→ Exercise
In the passage below about the attack on the Hunkpapa camp, what did Gall say he killed his enemies with after Reno's attack?

→ Document segment
The crier of the Oglalas shouted the same words, and we could hear the cry going from camp to camp northward clear to the Santees and Yanktonais. Everybody was running now to catch the horses. We were lucky to have ours right there just at that time. My older brother had a sorrel, and he rode away fast toward the Hunkpapas. I had a buckskin. My father came running and said: “Your brother has gone to the Hunkpapas without his gun. Catch him and give it to him. Then come right back to me.” He had my six-shooter too, the one my aunt gave me. I took the guns, jumped on my pony and caught my brother. I could see a big dust rising just beyond the Hunkpapa camp and all the Hunkpapas were running around and yelling, and many were running wet from the river. Then out of the dust came the soldiers on their big horses. They looked big and strong and tall and they were all shooting.37
As the women and children of the Hunkpapa camp scrambled to escape the bullets of the white soldiers, Gall, also called Pizi, an orphan whom Sitting Bull had adopted as a younger brother, rallied the Hunkpapa warriors for a counterattack. Eight years earlier Gall had spoken for the Hunkpapas to the Sherman peace commission. “We were born naked and have been taught to hunt and live on the game,” he said. “You tell us that we must learn to farm, live in one house, and take on your ways. Suppose the people living beyond the great sea should come and tell you that you must stop farming and kill your cattle, and take your houses and land. What would you do? Would you not fight them?” Gall’s words, and his actions since then, had won him the following of most of the Hunkpapas, who respected him behind only Sitting Bull.38
Reno’s attack killed several members of Gall’s immediate family. “It made my heart bad,” he explained later. “After that I killed all my enemies with the hatchet.” Gall’s example bolstered his comrades. “In the Hunkpapa camp a cry went up,” Black Elk remembered. “ ‘Take courage! Don’t be a woman! The helpless are out of breath!’ ” For several moments confusion covered the battlefield. “It was all dust and cries and thunder,” Black Elk said. “The women and children were running.… The warriors were coming on their ponies.”

→ Material supplied
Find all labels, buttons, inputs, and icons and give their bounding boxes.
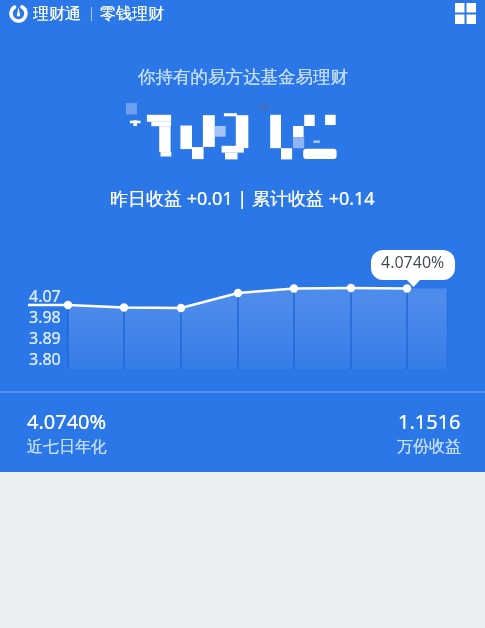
staticText: 零钱理财 [100,4,164,24]
staticText: 4.0740% [27,408,107,435]
staticText: 3.89 [29,327,61,349]
staticText: 4.07 [29,285,61,307]
staticText: 3.80 [29,348,61,370]
button[interactable]: More options [452,0,479,27]
staticText: 万份收益 [397,437,461,457]
staticText: 1.1516 [398,408,461,435]
staticText: 昨日收益 +0.01 | 累计收益 +0.14 [110,186,375,211]
staticText: 理财通 [33,4,81,24]
staticText: 3.98 [29,306,61,328]
staticText: 你持有的易方达基金易理财 [138,66,348,88]
staticText: 近七日年化 [27,437,107,457]
staticText: 4.0740% [381,251,445,273]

→ Written answer
The hatchet.